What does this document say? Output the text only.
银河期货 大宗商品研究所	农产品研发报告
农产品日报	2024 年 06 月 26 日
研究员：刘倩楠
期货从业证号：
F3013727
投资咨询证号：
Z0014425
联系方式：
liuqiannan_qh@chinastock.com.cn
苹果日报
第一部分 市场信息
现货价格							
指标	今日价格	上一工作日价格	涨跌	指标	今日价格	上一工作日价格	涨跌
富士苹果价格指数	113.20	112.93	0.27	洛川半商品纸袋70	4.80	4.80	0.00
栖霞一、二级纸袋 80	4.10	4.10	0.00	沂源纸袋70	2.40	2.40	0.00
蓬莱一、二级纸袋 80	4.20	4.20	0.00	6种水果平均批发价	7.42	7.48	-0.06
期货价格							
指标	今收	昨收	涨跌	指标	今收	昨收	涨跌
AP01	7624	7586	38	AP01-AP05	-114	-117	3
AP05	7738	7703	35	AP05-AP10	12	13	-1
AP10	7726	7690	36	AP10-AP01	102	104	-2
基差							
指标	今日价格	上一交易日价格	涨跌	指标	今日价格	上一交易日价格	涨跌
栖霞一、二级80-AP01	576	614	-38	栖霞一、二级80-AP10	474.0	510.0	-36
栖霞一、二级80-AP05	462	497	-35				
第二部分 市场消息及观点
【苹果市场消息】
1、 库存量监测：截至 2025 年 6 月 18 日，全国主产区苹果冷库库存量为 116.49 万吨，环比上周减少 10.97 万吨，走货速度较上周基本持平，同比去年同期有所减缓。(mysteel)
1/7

####################

Requirements
Print every record exactly as it was given.

Output of the task
What does this document say? Output the text only.
银河期货 大宗商品研究所	农产品研发报告
农产品日报	2024 年 06 月 26 日
研究员：刘倩楠
期货从业证号：
F3013727
投资咨询证号：
Z0014425
联系方式：
liuqiannan_qh@chinastock.com.cn
苹果日报
第一部分 市场信息
现货价格							
指标	今日价格	上一工作日价格	涨跌	指标	今日价格	上一工作日价格	涨跌
富士苹果价格指数	113.20	112.93	0.27	洛川半商品纸袋70	4.80	4.80	0.00
栖霞一、二级纸袋 80	4.10	4.10	0.00	沂源纸袋70	2.40	2.40	0.00
蓬莱一、二级纸袋 80	4.20	4.20	0.00	6种水果平均批发价	7.42	7.48	-0.06
期货价格							
指标	今收	昨收	涨跌	指标	今收	昨收	涨跌
AP01	7624	7586	38	AP01-AP05	-114	-117	3
AP05	7738	7703	35	AP05-AP10	12	13	-1
AP10	7726	7690	36	AP10-AP01	102	104	-2
基差							
指标	今日价格	上一交易日价格	涨跌	指标	今日价格	上一交易日价格	涨跌
栖霞一、二级80-AP01	576	614	-38	栖霞一、二级80-AP10	474.0	510.0	-36
栖霞一、二级80-AP05	462	497	-35				
第二部分 市场消息及观点
【苹果市场消息】
1、 库存量监测：截至 2025 年 6 月 18 日，全国主产区苹果冷库库存量为 116.49 万吨，环比上周减少 10.97 万吨，走货速度较上周基本持平，同比去年同期有所减缓。(mysteel)
1/7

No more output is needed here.